*Task directions*.
Output all of the entries below precisely as written.

*Items*.
------------------------------------

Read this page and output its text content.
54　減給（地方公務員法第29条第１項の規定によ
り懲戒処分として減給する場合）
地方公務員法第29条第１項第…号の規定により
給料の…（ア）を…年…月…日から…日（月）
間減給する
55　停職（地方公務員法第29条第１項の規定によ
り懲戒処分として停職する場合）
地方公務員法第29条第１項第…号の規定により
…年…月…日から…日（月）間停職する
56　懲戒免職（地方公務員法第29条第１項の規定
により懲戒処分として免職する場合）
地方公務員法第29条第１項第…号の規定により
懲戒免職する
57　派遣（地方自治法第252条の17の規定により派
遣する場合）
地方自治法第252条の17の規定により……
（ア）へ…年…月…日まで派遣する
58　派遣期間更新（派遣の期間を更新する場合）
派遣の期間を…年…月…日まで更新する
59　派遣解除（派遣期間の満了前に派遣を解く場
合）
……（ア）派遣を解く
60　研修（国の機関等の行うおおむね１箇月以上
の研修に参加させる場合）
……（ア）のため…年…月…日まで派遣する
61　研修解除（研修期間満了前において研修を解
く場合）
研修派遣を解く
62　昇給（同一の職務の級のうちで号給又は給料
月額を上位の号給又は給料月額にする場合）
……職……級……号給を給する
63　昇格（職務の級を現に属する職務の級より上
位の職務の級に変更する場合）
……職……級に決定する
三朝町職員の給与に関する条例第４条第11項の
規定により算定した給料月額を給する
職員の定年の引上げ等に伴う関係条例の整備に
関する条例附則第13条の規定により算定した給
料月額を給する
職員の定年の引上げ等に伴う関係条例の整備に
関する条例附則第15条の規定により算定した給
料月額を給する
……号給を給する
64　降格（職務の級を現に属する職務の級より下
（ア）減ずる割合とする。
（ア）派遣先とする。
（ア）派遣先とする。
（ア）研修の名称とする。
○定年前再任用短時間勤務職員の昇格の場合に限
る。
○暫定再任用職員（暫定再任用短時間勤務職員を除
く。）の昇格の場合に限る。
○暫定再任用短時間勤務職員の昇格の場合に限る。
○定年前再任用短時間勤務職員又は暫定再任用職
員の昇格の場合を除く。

------------------------------------

*Reply*.
Read this page and output its text content.
54　減給（地方公務員法第29条第１項の規定によ
り懲戒処分として減給する場合）
地方公務員法第29条第１項第…号の規定により
給料の…（ア）を…年…月…日から…日（月）
間減給する
55　停職（地方公務員法第29条第１項の規定によ
り懲戒処分として停職する場合）
地方公務員法第29条第１項第…号の規定により
…年…月…日から…日（月）間停職する
56　懲戒免職（地方公務員法第29条第１項の規定
により懲戒処分として免職する場合）
地方公務員法第29条第１項第…号の規定により
懲戒免職する
57　派遣（地方自治法第252条の17の規定により派
遣する場合）
地方自治法第252条の17の規定により……
（ア）へ…年…月…日まで派遣する
58　派遣期間更新（派遣の期間を更新する場合）
派遣の期間を…年…月…日まで更新する
59　派遣解除（派遣期間の満了前に派遣を解く場
合）
……（ア）派遣を解く
60　研修（国の機関等の行うおおむね１箇月以上
の研修に参加させる場合）
……（ア）のため…年…月…日まで派遣する
61　研修解除（研修期間満了前において研修を解
く場合）
研修派遣を解く
62　昇給（同一の職務の級のうちで号給又は給料
月額を上位の号給又は給料月額にする場合）
……職……級……号給を給する
63　昇格（職務の級を現に属する職務の級より上
位の職務の級に変更する場合）
……職……級に決定する
三朝町職員の給与に関する条例第４条第11項の
規定により算定した給料月額を給する
職員の定年の引上げ等に伴う関係条例の整備に
関する条例附則第13条の規定により算定した給
料月額を給する
職員の定年の引上げ等に伴う関係条例の整備に
関する条例附則第15条の規定により算定した給
料月額を給する
……号給を給する
64　降格（職務の級を現に属する職務の級より下
（ア）減ずる割合とする。
（ア）派遣先とする。
（ア）派遣先とする。
（ア）研修の名称とする。
○定年前再任用短時間勤務職員の昇格の場合に限
る。
○暫定再任用職員（暫定再任用短時間勤務職員を除
く。）の昇格の場合に限る。
○暫定再任用短時間勤務職員の昇格の場合に限る。
○定年前再任用短時間勤務職員又は暫定再任用職
員の昇格の場合を除く。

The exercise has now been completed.